-- BEGIN Records --

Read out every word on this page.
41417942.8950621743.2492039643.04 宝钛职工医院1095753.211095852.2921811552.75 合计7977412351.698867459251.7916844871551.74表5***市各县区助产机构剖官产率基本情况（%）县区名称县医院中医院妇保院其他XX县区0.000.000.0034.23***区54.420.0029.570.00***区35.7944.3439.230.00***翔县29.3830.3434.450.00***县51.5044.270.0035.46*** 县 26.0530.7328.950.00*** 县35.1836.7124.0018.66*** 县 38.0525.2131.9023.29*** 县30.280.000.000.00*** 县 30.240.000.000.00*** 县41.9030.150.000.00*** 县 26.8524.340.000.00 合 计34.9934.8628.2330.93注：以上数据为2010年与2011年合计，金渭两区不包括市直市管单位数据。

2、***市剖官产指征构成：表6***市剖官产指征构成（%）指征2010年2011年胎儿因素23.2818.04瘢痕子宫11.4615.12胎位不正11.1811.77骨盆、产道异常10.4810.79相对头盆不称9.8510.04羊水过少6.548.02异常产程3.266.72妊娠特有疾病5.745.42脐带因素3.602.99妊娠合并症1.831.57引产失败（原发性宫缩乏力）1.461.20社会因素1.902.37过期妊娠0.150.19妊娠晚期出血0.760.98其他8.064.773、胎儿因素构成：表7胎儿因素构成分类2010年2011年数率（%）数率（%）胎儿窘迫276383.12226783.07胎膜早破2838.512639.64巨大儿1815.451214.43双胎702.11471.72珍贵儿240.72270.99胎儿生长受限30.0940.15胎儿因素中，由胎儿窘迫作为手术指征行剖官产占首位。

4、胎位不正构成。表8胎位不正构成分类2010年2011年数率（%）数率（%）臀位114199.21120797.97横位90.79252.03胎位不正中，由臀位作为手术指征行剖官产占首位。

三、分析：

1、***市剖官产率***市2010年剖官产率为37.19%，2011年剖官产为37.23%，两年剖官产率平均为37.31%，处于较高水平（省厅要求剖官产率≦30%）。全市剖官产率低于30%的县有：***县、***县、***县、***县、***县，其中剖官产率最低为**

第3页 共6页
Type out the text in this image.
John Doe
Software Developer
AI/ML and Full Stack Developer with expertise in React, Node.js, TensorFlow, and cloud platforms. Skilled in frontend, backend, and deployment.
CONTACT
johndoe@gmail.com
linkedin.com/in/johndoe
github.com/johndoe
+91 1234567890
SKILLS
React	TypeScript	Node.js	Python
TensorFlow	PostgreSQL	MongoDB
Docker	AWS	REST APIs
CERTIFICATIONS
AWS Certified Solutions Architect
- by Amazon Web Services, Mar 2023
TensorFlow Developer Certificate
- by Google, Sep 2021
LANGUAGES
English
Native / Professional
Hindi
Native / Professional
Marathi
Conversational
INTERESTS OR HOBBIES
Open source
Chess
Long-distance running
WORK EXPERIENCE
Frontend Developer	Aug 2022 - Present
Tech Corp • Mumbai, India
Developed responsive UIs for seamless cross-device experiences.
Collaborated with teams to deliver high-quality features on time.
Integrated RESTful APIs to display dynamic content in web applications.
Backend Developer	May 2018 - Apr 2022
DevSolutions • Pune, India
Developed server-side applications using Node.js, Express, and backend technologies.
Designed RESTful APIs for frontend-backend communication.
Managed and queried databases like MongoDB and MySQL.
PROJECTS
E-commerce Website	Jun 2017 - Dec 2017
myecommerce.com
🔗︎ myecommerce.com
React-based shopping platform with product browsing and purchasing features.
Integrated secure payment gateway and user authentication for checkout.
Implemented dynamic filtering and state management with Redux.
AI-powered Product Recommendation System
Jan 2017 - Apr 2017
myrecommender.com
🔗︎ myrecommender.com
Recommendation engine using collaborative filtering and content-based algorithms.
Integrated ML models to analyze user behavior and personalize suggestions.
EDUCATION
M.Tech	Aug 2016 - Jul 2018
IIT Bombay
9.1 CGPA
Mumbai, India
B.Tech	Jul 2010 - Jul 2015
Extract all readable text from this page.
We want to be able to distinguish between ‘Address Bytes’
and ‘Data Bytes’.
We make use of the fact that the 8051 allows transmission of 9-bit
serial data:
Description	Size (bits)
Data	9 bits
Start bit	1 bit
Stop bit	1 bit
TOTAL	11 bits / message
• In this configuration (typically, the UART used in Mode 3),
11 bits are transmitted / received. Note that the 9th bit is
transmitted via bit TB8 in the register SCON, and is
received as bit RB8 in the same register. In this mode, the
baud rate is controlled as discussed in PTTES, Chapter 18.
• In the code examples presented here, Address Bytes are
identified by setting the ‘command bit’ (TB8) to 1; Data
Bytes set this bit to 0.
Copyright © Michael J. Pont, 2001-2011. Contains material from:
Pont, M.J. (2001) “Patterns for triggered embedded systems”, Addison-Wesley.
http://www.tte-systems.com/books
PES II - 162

-- END Records --

* [Task instructions]: Each record above must be given again exactly.

* [Output for this exercise]:
Read out every word on this page.
41417942.8950621743.2492039643.04 宝钛职工医院1095753.211095852.2921811552.75 合计7977412351.698867459251.7916844871551.74表5***市各县区助产机构剖官产率基本情况（%）县区名称县医院中医院妇保院其他XX县区0.000.000.0034.23***区54.420.0029.570.00***区35.7944.3439.230.00***翔县29.3830.3434.450.00***县51.5044.270.0035.46*** 县 26.0530.7328.950.00*** 县35.1836.7124.0018.66*** 县 38.0525.2131.9023.29*** 县30.280.000.000.00*** 县 30.240.000.000.00*** 县41.9030.150.000.00*** 县 26.8524.340.000.00 合 计34.9934.8628.2330.93注：以上数据为2010年与2011年合计，金渭两区不包括市直市管单位数据。

2、***市剖官产指征构成：表6***市剖官产指征构成（%）指征2010年2011年胎儿因素23.2818.04瘢痕子宫11.4615.12胎位不正11.1811.77骨盆、产道异常10.4810.79相对头盆不称9.8510.04羊水过少6.548.02异常产程3.266.72妊娠特有疾病5.745.42脐带因素3.602.99妊娠合并症1.831.57引产失败（原发性宫缩乏力）1.461.20社会因素1.902.37过期妊娠0.150.19妊娠晚期出血0.760.98其他8.064.773、胎儿因素构成：表7胎儿因素构成分类2010年2011年数率（%）数率（%）胎儿窘迫276383.12226783.07胎膜早破2838.512639.64巨大儿1815.451214.43双胎702.11471.72珍贵儿240.72270.99胎儿生长受限30.0940.15胎儿因素中，由胎儿窘迫作为手术指征行剖官产占首位。

4、胎位不正构成。表8胎位不正构成分类2010年2011年数率（%）数率（%）臀位114199.21120797.97横位90.79252.03胎位不正中，由臀位作为手术指征行剖官产占首位。

三、分析：

1、***市剖官产率***市2010年剖官产率为37.19%，2011年剖官产为37.23%，两年剖官产率平均为37.31%，处于较高水平（省厅要求剖官产率≦30%）。全市剖官产率低于30%的县有：***县、***县、***县、***县、***县，其中剖官产率最低为**

第3页 共6页
Type out the text in this image.
John Doe
Software Developer
AI/ML and Full Stack Developer with expertise in React, Node.js, TensorFlow, and cloud platforms. Skilled in frontend, backend, and deployment.
CONTACT
johndoe@gmail.com
linkedin.com/in/johndoe
github.com/johndoe
+91 1234567890
SKILLS
React	TypeScript	Node.js	Python
TensorFlow	PostgreSQL	MongoDB
Docker	AWS	REST APIs
CERTIFICATIONS
AWS Certified Solutions Architect
- by Amazon Web Services, Mar 2023
TensorFlow Developer Certificate
- by Google, Sep 2021
LANGUAGES
English
Native / Professional
Hindi
Native / Professional
Marathi
Conversational
INTERESTS OR HOBBIES
Open source
Chess
Long-distance running
WORK EXPERIENCE
Frontend Developer	Aug 2022 - Present
Tech Corp • Mumbai, India
Developed responsive UIs for seamless cross-device experiences.
Collaborated with teams to deliver high-quality features on time.
Integrated RESTful APIs to display dynamic content in web applications.
Backend Developer	May 2018 - Apr 2022
DevSolutions • Pune, India
Developed server-side applications using Node.js, Express, and backend technologies.
Designed RESTful APIs for frontend-backend communication.
Managed and queried databases like MongoDB and MySQL.
PROJECTS
E-commerce Website	Jun 2017 - Dec 2017
myecommerce.com
🔗︎ myecommerce.com
React-based shopping platform with product browsing and purchasing features.
Integrated secure payment gateway and user authentication for checkout.
Implemented dynamic filtering and state management with Redux.
AI-powered Product Recommendation System
Jan 2017 - Apr 2017
myrecommender.com
🔗︎ myrecommender.com
Recommendation engine using collaborative filtering and content-based algorithms.
Integrated ML models to analyze user behavior and personalize suggestions.
EDUCATION
M.Tech	Aug 2016 - Jul 2018
IIT Bombay
9.1 CGPA
Mumbai, India
B.Tech	Jul 2010 - Jul 2015
Extract all readable text from this page.
We want to be able to distinguish between ‘Address Bytes’
and ‘Data Bytes’.
We make use of the fact that the 8051 allows transmission of 9-bit
serial data:
Description	Size (bits)
Data	9 bits
Start bit	1 bit
Stop bit	1 bit
TOTAL	11 bits / message
• In this configuration (typically, the UART used in Mode 3),
11 bits are transmitted / received. Note that the 9th bit is
transmitted via bit TB8 in the register SCON, and is
received as bit RB8 in the same register. In this mode, the
baud rate is controlled as discussed in PTTES, Chapter 18.
• In the code examples presented here, Address Bytes are
identified by setting the ‘command bit’ (TB8) to 1; Data
Bytes set this bit to 0.
Copyright © Michael J. Pont, 2001-2011. Contains material from:
Pont, M.J. (2001) “Patterns for triggered embedded systems”, Addison-Wesley.
http://www.tte-systems.com/books
PES II - 162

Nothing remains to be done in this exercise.